▸ **Rows**:

● ● ● ●

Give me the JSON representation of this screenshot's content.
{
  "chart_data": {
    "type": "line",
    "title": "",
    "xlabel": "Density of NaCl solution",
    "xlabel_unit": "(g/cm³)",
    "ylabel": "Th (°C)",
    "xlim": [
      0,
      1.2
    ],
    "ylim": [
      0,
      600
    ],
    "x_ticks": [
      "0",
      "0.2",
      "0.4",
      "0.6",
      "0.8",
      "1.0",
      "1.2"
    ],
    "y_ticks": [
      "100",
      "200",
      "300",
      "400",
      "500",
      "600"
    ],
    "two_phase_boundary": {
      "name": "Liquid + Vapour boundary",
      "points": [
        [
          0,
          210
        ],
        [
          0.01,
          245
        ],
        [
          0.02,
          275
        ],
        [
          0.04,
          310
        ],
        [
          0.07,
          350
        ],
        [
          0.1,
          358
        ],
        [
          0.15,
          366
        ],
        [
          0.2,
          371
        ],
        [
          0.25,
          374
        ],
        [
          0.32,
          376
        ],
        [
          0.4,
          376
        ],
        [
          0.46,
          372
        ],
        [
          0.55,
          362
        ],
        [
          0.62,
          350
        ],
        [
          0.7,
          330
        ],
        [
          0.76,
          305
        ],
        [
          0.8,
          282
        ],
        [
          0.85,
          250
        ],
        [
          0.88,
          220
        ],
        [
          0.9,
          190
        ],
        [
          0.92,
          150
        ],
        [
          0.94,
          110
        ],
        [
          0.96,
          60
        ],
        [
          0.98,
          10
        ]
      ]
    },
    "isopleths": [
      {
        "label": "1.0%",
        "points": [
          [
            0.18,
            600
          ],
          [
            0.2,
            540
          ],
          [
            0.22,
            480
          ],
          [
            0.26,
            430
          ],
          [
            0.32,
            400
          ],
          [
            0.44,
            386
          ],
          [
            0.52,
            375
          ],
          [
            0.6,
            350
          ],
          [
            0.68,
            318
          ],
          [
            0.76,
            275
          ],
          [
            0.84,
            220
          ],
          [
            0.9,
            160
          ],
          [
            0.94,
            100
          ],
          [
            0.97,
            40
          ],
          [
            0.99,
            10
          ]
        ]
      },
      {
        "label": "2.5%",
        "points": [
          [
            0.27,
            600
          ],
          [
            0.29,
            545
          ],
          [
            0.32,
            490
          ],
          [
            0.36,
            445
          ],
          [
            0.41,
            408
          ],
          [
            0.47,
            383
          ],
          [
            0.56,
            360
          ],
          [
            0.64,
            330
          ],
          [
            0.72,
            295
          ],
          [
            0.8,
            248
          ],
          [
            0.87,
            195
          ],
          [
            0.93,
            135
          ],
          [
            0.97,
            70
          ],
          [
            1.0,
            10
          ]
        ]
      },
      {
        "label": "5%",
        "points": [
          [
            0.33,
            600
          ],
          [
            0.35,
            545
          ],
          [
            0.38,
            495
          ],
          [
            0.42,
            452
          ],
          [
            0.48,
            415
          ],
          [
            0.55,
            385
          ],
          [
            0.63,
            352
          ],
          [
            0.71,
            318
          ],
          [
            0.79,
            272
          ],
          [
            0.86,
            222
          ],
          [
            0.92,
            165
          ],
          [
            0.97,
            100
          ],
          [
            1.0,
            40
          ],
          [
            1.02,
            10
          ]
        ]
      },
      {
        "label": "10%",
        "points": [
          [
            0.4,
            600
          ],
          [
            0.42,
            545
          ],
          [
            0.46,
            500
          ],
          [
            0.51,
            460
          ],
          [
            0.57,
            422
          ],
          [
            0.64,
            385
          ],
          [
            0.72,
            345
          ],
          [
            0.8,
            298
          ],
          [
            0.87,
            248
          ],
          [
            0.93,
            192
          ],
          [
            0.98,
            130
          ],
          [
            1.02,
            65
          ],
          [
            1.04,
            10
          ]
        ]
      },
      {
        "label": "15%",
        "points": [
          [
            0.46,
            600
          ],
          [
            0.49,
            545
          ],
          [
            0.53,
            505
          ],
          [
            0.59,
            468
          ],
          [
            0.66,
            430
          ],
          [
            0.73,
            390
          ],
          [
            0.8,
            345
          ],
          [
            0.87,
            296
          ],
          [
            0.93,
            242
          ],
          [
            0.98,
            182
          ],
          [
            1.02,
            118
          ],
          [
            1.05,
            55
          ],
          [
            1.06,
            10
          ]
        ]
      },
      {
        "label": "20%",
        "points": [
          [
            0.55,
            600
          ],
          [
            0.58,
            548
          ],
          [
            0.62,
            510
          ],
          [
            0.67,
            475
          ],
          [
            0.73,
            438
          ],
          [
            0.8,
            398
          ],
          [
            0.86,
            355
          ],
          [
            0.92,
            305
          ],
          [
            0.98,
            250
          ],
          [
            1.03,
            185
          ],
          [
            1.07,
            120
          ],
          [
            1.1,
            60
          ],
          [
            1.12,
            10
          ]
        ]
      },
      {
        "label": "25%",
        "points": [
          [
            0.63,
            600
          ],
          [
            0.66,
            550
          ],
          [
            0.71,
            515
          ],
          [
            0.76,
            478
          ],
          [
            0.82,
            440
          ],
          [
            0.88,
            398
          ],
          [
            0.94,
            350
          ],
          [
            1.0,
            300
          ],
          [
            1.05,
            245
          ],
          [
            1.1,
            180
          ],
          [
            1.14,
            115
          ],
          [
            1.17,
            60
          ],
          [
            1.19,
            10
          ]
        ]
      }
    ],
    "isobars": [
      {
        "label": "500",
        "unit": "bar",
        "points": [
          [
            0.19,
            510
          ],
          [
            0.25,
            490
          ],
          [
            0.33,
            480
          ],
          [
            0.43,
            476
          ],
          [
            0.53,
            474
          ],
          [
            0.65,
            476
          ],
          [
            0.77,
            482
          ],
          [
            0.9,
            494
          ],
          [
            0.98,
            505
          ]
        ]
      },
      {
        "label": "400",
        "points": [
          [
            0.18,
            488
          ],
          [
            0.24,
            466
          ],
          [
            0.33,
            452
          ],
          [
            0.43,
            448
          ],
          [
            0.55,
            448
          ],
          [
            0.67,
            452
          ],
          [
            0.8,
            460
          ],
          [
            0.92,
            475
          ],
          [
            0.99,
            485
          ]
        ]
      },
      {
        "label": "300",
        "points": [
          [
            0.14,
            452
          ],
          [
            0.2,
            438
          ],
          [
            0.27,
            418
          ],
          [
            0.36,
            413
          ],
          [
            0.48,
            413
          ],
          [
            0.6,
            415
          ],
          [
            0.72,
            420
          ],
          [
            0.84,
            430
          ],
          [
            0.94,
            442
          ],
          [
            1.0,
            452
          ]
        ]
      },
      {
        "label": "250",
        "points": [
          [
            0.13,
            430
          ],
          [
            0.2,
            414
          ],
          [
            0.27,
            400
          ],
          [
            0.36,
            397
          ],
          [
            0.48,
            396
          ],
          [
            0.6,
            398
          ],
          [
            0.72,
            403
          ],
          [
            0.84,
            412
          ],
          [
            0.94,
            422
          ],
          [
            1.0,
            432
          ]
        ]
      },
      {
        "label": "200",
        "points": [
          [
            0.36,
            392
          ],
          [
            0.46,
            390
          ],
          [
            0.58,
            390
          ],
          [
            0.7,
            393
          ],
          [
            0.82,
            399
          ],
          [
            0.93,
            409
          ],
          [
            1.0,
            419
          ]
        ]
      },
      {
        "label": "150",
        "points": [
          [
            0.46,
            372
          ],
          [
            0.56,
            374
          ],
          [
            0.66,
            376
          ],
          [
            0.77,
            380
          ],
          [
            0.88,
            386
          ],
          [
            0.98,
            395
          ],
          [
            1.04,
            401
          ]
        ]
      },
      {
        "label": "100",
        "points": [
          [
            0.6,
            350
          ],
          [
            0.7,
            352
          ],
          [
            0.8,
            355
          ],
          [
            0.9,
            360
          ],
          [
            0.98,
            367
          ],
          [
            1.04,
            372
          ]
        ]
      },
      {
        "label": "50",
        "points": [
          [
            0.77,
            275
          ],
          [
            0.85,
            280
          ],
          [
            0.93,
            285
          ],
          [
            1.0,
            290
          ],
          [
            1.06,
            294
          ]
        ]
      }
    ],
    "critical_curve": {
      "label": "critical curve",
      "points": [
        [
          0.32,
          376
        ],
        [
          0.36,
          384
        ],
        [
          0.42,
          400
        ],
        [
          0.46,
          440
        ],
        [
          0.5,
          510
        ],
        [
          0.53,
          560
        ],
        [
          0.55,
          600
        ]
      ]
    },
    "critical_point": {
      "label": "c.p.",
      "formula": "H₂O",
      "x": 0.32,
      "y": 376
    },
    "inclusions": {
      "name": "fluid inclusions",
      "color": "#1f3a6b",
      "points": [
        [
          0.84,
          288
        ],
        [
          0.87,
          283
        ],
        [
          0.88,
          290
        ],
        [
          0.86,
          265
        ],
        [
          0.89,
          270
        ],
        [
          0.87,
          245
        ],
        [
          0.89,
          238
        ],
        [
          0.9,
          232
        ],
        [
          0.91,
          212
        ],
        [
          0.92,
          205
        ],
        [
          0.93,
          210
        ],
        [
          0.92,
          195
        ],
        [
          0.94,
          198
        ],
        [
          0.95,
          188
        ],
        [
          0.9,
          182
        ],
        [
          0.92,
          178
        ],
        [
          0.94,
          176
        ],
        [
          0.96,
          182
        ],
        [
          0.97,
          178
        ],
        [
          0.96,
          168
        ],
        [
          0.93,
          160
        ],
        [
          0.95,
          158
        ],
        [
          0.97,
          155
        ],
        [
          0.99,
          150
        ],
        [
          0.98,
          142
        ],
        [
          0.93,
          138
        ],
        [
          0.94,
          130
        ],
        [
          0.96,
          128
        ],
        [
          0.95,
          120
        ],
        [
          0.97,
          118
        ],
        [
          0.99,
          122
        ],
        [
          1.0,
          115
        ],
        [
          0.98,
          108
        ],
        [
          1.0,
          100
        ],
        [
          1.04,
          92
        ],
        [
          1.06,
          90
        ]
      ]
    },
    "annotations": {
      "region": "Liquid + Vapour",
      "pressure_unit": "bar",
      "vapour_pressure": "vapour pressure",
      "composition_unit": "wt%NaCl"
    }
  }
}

● ● ● ●

▸ **What you have to do**: List all lines above in which the string "NaCl" appears.

▸ **Solution for this task**:
    "xlabel": "Density of NaCl solution",
      "composition_unit": "wt%NaCl"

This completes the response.